◆ Stored entries:
◆ ◆ ◆ ◆

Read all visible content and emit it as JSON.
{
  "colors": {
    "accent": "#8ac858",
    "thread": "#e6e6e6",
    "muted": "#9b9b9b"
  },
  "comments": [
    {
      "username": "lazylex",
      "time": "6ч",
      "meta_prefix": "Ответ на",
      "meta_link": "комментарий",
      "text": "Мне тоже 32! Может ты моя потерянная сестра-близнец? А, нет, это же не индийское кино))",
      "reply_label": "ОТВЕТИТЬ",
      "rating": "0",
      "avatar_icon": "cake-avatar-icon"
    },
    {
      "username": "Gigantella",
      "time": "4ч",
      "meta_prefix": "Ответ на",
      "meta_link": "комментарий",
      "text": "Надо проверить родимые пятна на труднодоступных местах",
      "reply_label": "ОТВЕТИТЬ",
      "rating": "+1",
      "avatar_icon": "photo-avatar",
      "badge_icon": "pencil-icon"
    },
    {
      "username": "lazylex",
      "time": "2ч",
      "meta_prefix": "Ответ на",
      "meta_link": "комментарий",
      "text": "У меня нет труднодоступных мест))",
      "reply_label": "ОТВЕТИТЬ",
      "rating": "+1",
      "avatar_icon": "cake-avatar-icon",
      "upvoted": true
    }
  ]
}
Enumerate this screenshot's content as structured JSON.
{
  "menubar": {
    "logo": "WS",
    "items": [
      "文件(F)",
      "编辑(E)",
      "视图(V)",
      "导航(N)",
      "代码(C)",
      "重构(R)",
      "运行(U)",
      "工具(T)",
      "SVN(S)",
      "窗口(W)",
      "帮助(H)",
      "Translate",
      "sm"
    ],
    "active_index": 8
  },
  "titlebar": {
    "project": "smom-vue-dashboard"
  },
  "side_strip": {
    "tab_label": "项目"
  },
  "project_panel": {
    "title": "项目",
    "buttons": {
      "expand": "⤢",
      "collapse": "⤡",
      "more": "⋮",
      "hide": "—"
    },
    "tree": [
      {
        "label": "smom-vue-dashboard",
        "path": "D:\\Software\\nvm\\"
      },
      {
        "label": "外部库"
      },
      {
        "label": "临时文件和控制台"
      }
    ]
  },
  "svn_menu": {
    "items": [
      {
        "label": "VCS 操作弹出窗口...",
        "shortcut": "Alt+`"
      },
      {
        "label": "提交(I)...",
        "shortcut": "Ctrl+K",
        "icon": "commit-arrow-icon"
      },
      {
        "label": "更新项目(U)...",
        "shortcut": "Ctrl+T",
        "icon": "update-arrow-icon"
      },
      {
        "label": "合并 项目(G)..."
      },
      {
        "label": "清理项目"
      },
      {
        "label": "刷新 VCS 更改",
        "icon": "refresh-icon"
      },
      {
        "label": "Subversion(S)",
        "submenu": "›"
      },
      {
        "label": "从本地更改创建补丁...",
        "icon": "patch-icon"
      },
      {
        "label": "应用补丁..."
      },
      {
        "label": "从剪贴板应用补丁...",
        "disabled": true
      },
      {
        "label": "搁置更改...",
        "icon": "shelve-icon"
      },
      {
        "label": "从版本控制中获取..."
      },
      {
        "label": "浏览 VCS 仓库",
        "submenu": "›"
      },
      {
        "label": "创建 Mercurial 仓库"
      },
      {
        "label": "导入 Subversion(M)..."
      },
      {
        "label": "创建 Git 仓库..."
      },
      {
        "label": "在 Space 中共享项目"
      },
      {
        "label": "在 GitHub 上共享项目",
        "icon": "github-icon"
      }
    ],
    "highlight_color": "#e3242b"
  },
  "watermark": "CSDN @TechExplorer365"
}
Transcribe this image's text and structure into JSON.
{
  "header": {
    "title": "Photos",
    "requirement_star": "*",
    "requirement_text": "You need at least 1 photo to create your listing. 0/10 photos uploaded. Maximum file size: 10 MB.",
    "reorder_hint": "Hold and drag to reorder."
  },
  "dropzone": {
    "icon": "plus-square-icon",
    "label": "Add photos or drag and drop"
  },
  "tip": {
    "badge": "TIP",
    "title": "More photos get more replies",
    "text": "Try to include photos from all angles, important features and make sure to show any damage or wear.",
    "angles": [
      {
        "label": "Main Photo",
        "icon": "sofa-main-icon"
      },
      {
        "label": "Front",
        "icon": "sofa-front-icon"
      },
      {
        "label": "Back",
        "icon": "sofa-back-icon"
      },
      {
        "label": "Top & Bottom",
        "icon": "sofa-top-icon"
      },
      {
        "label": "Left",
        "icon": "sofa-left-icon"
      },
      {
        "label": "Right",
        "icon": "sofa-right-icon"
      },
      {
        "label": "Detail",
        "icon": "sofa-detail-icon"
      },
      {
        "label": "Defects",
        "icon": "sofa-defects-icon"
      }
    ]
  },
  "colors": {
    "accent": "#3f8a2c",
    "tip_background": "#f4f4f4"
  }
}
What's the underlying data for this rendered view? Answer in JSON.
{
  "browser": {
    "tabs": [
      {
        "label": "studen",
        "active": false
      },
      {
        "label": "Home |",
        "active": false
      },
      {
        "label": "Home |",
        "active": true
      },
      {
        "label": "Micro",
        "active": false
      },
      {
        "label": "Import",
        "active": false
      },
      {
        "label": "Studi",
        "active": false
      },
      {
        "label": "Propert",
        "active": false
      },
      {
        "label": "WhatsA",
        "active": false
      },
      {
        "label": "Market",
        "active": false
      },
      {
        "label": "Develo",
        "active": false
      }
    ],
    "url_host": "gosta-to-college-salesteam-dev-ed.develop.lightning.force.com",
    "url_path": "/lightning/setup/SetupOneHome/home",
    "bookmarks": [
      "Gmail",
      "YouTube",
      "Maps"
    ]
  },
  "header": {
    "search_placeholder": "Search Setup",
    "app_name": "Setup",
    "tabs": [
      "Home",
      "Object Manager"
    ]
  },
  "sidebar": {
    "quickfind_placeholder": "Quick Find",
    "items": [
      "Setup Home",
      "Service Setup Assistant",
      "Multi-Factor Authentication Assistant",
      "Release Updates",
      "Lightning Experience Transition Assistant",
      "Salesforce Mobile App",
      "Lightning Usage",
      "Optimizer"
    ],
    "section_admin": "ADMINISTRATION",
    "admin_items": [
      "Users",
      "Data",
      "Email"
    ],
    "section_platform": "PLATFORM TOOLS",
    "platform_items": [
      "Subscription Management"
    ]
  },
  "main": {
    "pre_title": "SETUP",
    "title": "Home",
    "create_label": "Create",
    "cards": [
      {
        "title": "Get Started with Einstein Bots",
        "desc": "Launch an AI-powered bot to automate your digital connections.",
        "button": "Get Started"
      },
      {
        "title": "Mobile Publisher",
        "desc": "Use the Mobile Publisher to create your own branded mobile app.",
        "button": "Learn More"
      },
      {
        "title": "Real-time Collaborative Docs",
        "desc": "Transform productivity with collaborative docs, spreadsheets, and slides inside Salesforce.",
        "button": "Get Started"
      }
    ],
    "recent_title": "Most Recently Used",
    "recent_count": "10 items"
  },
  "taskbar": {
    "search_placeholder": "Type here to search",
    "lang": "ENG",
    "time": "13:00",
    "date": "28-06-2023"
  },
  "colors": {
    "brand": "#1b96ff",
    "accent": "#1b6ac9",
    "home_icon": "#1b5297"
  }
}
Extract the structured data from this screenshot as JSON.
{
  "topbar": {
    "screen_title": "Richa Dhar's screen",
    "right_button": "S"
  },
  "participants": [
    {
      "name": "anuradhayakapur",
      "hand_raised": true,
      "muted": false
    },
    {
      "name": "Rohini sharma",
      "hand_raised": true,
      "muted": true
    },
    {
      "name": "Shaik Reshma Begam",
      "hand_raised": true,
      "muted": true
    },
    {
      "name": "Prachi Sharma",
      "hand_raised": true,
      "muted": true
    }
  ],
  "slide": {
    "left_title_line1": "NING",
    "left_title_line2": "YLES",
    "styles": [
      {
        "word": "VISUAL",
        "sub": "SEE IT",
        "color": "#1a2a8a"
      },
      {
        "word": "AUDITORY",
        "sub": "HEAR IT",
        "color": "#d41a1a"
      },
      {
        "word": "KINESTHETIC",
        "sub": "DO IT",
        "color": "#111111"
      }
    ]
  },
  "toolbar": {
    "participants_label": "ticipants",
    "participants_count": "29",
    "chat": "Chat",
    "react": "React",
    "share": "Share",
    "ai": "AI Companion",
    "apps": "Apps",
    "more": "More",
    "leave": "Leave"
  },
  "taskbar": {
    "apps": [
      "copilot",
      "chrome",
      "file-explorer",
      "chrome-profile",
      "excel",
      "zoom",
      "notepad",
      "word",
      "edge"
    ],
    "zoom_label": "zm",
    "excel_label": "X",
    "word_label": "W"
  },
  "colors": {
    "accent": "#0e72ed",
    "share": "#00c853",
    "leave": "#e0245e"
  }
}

◆ ◆ ◆ ◆

◆ Task brief:
Scan the data above; copy every line where "from" appears.

◆ Full solution:
    "text": "Try to include photos from all angles, important features and make sure to show any damage or wear.",
Extract the structured data from this screenshot as JSON.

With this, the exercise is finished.